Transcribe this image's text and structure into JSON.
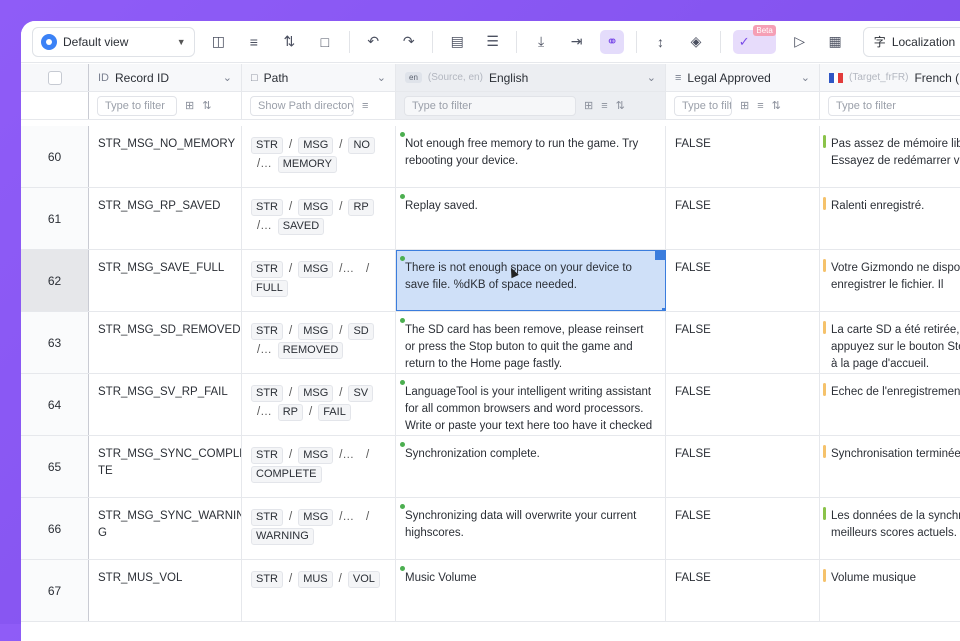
{
  "toolbar": {
    "view_label": "Default view",
    "ai_beta_badge": "Beta",
    "localization_label": "Localization",
    "icons": [
      "columns-icon",
      "filter-icon",
      "sort-icon",
      "folder-icon",
      "undo-icon",
      "redo-icon",
      "group-icon",
      "row-height-icon",
      "download-icon",
      "import-icon",
      "link-icon",
      "fit-icon",
      "fill-icon",
      "ai-icon",
      "tag-icon",
      "layout-icon",
      "translate-icon"
    ]
  },
  "columns": {
    "id": {
      "icon": "ID",
      "label": "Record ID",
      "filter": "Type to filter"
    },
    "path": {
      "label": "Path",
      "filter": "Show Path directory"
    },
    "english": {
      "badge": "en",
      "meta": "(Source, en)",
      "label": "English",
      "filter": "Type to filter"
    },
    "legal": {
      "label": "Legal Approved",
      "filter": "Type to filt"
    },
    "french": {
      "meta": "(Target_frFR)",
      "label": "French (F",
      "filter": "Type to filter"
    }
  },
  "rows": [
    {
      "num": "60",
      "id": "STR_MSG_NO_MEMORY",
      "path": [
        "STR",
        "MSG",
        "NO",
        "/…",
        "MEMORY"
      ],
      "en": "Not enough free memory to run the game. Try rebooting your device.",
      "legal": "FALSE",
      "fr": "Pas assez de mémoire libre. Essayez de redémarrer votr",
      "fr_color": "#8bc34a"
    },
    {
      "num": "61",
      "id": "STR_MSG_RP_SAVED",
      "path": [
        "STR",
        "MSG",
        "RP",
        "/…",
        "SAVED"
      ],
      "en": "Replay saved.",
      "legal": "FALSE",
      "fr": "Ralenti enregistré.",
      "fr_color": "#f5c26b"
    },
    {
      "num": "62",
      "id": "STR_MSG_SAVE_FULL",
      "path": [
        "STR",
        "MSG",
        "/…",
        "/",
        "FULL"
      ],
      "en": "There is not enough space on your device to save file. %dKB of space needed.",
      "legal": "FALSE",
      "fr": "Votre Gizmondo ne dispose pour enregistrer le fichier. Il",
      "fr_color": "#f5c26b"
    },
    {
      "num": "63",
      "id": "STR_MSG_SD_REMOVED",
      "path": [
        "STR",
        "MSG",
        "SD",
        "/…",
        "REMOVED"
      ],
      "en": "The SD card has been remove, please reinsert or press the Stop buton to quit the game and return to the Home page fastly.",
      "legal": "FALSE",
      "fr": "La carte SD a été retirée, ve appuyez sur le bouton Stop revenir à la page d'accueil.",
      "fr_color": "#f5c26b"
    },
    {
      "num": "64",
      "id": "STR_MSG_SV_RP_FAIL",
      "path": [
        "STR",
        "MSG",
        "SV",
        "/…",
        "RP",
        "/",
        "FAIL"
      ],
      "en": "LanguageTool is your intelligent writing assistant for all common browsers and word processors. Write or paste your text here too have it checked …",
      "legal": "FALSE",
      "fr": "Echec de l'enregistrement d",
      "fr_color": "#f5c26b"
    },
    {
      "num": "65",
      "id": "STR_MSG_SYNC_COMPLE TE",
      "path": [
        "STR",
        "MSG",
        "/…",
        "/",
        "COMPLETE"
      ],
      "en": "Synchronization complete.",
      "legal": "FALSE",
      "fr": "Synchronisation terminée.",
      "fr_color": "#f5c26b"
    },
    {
      "num": "66",
      "id": "STR_MSG_SYNC_WARNIN G",
      "path": [
        "STR",
        "MSG",
        "/…",
        "/",
        "WARNING"
      ],
      "en": "Synchronizing data will overwrite your current highscores.",
      "legal": "FALSE",
      "fr": "Les données de la synchron meilleurs scores actuels.",
      "fr_color": "#8bc34a"
    },
    {
      "num": "67",
      "id": "STR_MUS_VOL",
      "path": [
        "STR",
        "MUS",
        "VOL"
      ],
      "en": "Music Volume",
      "legal": "FALSE",
      "fr": "Volume musique",
      "fr_color": "#f5c26b"
    }
  ]
}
_ _ _
* WHAT YOU SHOULD DO: Gather all the lines that include the word "page" and copy them out.

* RESULT OF THIS EXERCISE:
      "en": "The SD card has been remove, please reinsert or press the Stop buton to quit the game and return to the Home page fastly.",
      "fr": "La carte SD a été retirée, ve appuyez sur le bouton Stop revenir à la page d'accueil.",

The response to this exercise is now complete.